Tell me how many lines hold "roas", please, using only the number.

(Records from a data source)
━━━━━━━━━━━━━━━━━━━━

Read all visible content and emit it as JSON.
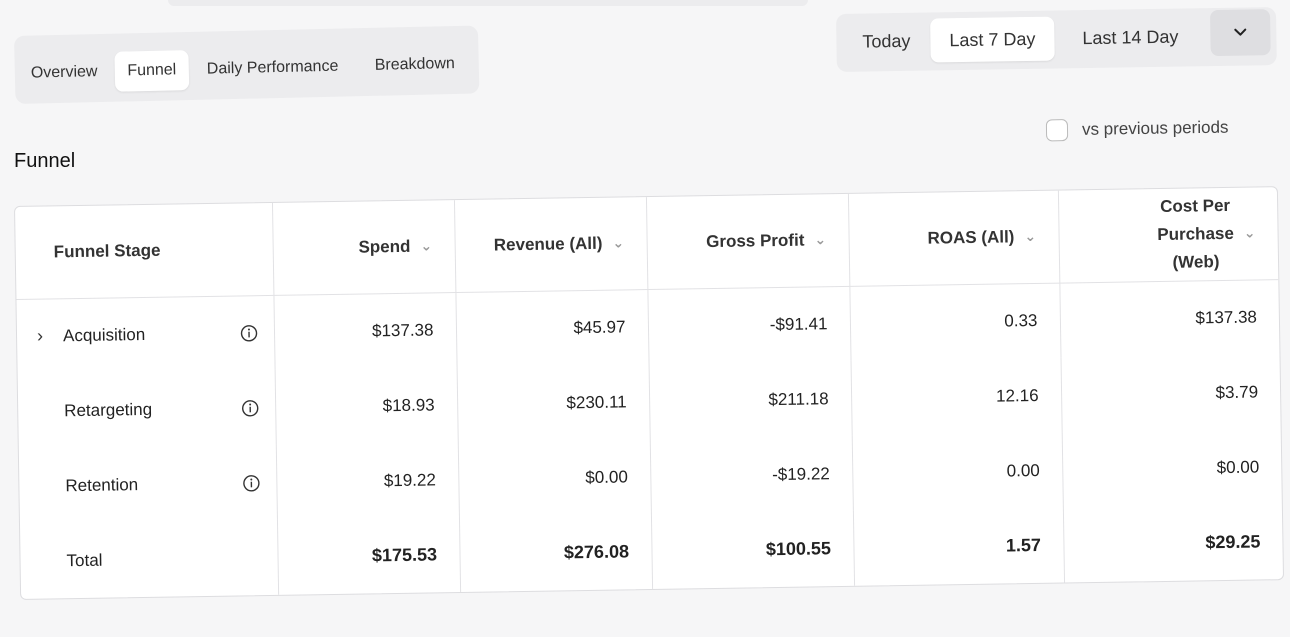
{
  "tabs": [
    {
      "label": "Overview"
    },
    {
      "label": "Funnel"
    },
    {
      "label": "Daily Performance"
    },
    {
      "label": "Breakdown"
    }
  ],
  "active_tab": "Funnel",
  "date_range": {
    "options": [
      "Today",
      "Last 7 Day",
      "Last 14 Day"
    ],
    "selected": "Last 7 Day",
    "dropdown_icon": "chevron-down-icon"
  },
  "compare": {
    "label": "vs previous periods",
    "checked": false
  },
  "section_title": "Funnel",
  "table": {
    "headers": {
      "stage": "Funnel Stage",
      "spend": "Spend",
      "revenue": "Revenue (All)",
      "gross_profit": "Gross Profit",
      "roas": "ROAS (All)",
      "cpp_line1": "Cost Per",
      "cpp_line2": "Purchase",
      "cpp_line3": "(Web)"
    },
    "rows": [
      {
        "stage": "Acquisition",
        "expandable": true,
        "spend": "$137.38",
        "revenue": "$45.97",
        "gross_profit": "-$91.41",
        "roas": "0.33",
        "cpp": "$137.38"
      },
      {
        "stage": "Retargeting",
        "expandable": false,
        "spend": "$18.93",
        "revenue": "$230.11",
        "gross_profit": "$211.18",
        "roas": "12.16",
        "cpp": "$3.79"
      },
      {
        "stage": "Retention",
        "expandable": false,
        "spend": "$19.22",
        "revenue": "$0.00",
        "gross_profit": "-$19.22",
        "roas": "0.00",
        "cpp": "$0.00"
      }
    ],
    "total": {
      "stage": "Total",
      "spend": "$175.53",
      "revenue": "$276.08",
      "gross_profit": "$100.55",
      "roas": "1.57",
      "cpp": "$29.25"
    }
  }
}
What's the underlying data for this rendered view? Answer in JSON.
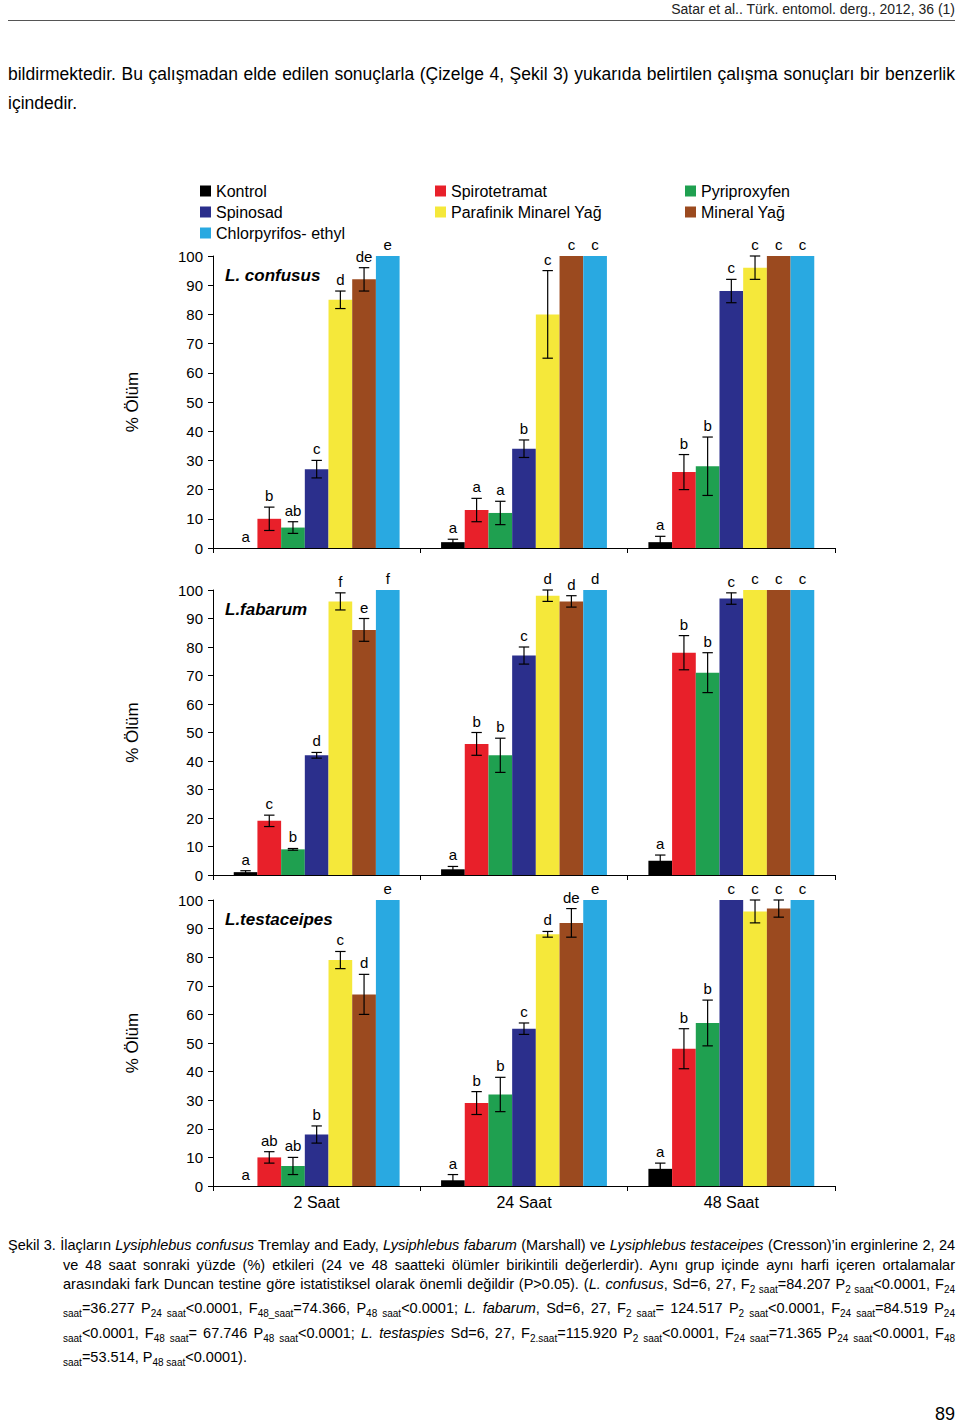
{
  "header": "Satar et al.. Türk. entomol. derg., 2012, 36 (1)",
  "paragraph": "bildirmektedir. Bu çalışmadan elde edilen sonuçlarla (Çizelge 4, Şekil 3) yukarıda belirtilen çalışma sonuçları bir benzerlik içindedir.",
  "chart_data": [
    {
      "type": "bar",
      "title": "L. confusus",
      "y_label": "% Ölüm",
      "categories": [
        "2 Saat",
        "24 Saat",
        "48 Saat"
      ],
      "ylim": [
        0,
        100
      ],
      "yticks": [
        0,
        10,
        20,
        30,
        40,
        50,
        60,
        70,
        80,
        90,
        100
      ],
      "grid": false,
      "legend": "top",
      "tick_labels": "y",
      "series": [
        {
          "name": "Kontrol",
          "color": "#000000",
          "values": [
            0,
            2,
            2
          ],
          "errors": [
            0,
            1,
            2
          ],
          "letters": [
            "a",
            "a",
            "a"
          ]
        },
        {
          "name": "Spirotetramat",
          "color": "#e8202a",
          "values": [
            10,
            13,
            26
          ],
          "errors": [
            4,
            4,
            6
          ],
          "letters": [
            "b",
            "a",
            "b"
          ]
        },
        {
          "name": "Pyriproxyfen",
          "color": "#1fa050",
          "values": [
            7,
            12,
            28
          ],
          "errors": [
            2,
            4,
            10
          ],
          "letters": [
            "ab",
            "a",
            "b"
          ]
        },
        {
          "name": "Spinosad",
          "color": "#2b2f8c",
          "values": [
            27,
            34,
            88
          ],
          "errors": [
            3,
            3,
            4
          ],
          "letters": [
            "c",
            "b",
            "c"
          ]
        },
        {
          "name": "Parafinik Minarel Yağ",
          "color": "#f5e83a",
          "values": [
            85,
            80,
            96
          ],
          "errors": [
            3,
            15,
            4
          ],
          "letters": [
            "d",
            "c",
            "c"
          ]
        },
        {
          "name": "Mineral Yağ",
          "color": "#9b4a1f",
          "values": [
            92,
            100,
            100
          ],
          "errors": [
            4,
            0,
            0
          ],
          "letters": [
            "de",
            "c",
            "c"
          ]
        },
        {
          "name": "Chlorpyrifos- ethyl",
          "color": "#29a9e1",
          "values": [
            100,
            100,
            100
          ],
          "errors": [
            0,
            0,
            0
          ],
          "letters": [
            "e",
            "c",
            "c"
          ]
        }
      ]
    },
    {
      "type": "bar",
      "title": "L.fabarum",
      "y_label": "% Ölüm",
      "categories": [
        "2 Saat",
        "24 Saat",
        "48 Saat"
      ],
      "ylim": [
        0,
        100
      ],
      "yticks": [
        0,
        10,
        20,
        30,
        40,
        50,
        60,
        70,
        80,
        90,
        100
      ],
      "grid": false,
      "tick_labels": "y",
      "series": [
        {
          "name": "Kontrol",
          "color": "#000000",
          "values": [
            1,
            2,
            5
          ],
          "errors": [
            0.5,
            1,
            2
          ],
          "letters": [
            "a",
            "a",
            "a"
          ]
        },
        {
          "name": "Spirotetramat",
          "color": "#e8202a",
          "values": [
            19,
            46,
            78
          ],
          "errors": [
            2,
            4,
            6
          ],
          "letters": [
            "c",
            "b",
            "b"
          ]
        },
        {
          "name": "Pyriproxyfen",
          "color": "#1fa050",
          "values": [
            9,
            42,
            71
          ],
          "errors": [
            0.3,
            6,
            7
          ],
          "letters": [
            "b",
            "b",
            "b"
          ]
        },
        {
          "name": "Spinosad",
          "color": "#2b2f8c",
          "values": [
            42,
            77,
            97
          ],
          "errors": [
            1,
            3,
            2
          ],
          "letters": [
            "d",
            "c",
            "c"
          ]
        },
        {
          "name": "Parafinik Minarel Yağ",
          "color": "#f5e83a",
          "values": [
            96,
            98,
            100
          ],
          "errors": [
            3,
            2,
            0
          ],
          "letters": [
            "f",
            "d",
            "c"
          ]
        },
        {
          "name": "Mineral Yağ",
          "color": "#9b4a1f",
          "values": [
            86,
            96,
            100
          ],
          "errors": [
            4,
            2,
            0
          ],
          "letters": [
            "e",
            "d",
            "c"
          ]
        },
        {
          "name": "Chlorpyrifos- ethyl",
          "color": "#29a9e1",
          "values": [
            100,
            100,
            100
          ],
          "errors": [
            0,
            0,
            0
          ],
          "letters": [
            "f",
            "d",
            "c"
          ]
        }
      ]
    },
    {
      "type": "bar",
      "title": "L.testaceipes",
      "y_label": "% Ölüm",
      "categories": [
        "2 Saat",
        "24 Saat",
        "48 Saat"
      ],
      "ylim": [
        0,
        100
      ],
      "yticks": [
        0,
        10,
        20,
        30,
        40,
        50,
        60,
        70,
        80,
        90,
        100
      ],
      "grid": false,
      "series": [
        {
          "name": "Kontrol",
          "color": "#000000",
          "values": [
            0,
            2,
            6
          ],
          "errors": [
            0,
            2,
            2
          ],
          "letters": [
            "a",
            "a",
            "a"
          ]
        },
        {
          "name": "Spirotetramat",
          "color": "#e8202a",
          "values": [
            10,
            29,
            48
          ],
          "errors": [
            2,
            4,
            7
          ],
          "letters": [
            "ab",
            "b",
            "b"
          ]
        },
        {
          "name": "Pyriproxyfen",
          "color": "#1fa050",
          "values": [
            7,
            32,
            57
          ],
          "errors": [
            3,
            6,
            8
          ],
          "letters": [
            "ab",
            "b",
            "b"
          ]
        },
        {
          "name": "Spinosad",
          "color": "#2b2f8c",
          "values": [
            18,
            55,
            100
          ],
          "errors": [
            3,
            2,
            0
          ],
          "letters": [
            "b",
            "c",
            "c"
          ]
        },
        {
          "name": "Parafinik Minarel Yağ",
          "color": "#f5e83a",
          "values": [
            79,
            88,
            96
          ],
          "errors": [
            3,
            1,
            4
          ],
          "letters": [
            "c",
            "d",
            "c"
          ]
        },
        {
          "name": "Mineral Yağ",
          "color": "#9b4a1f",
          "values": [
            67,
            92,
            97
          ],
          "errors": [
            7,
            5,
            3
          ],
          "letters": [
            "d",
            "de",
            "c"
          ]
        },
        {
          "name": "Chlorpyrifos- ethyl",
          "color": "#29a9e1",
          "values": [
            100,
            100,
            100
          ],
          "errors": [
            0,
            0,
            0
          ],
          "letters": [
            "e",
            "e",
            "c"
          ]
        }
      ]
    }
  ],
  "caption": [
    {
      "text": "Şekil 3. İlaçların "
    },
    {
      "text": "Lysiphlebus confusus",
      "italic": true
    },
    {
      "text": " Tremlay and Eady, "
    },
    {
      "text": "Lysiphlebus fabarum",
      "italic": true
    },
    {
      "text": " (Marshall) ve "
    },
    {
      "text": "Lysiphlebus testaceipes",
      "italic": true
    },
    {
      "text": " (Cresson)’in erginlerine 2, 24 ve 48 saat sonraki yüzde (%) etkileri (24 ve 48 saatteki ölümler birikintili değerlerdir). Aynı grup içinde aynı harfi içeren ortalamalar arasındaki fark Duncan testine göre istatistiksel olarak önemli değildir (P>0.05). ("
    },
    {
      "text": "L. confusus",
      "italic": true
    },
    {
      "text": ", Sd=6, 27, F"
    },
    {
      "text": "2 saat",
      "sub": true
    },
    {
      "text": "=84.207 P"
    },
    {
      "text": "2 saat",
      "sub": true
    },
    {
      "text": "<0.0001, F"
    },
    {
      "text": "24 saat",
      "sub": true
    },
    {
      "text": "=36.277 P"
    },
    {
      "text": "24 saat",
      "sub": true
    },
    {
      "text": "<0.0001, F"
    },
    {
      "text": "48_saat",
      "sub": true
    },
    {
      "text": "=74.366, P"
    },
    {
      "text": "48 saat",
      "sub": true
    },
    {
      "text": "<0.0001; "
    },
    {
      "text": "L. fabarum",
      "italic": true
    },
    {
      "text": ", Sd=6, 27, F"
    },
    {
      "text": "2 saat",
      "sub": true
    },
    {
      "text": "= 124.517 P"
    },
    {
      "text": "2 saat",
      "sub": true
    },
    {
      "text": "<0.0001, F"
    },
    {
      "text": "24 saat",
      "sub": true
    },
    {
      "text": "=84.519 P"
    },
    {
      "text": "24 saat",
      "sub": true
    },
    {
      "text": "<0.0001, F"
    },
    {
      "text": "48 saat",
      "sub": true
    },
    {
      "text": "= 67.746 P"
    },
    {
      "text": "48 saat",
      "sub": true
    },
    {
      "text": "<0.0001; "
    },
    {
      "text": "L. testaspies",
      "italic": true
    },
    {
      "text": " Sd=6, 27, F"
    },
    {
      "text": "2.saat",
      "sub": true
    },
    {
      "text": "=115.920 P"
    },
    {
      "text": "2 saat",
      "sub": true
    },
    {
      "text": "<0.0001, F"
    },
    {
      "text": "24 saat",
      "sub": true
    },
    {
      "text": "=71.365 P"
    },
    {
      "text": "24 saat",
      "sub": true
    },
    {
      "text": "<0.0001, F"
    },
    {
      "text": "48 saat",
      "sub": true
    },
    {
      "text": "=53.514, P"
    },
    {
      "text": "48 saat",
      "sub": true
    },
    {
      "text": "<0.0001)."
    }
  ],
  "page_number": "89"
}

━━━━━━━━━━━━━━━━━━━━

RESULT BELOW =
5